> SET EXERCISE
Select all lines in the records that include "broccoli".

Recorded data
====

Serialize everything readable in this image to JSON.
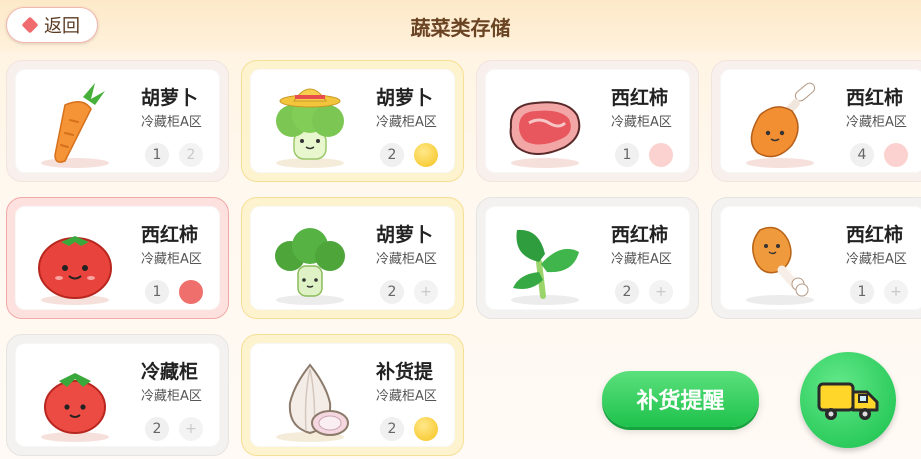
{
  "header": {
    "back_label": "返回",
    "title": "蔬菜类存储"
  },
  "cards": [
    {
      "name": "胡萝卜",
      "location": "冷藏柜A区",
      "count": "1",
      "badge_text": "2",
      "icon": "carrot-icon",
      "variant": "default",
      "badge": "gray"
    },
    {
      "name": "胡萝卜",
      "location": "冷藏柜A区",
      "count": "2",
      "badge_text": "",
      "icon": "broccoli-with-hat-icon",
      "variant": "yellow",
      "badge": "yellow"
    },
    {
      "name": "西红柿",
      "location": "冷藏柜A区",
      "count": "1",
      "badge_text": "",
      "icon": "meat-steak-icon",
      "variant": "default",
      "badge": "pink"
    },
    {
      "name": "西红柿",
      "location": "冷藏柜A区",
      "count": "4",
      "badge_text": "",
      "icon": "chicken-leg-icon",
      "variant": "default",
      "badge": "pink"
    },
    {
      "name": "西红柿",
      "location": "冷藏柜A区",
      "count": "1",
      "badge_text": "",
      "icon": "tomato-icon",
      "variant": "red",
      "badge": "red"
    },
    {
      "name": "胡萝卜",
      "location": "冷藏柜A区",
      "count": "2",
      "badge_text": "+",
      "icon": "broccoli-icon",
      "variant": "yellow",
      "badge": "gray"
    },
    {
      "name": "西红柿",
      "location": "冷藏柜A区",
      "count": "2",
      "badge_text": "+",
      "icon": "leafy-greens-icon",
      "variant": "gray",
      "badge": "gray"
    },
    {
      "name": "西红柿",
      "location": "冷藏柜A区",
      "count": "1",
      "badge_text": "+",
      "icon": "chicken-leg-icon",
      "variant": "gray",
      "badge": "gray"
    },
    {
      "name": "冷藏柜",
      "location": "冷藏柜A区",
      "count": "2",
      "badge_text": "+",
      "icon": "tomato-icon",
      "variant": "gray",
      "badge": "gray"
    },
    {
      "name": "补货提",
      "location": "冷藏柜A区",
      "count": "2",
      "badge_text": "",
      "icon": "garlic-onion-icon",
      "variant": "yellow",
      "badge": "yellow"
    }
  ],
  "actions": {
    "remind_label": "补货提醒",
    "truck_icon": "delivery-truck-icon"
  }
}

====

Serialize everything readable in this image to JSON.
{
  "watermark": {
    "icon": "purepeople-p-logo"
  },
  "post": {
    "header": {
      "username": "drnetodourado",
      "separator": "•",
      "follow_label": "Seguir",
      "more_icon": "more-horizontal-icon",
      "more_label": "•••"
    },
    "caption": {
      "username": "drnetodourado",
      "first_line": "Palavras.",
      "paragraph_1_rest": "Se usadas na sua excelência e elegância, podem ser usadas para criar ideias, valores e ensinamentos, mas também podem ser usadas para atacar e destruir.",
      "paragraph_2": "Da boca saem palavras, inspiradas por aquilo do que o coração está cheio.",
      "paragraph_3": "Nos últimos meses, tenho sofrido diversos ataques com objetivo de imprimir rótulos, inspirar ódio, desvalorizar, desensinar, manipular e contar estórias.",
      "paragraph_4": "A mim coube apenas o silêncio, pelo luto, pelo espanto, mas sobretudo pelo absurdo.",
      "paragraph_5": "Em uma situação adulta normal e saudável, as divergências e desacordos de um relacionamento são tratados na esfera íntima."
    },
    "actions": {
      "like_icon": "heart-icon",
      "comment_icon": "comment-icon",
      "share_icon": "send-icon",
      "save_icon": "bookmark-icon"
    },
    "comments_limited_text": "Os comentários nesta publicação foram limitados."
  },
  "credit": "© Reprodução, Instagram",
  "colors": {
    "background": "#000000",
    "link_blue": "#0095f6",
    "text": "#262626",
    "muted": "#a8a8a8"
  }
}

====

> ANSWER FOR THIS EXERCISE
      "icon": "broccoli-with-hat-icon",
      "icon": "broccoli-icon",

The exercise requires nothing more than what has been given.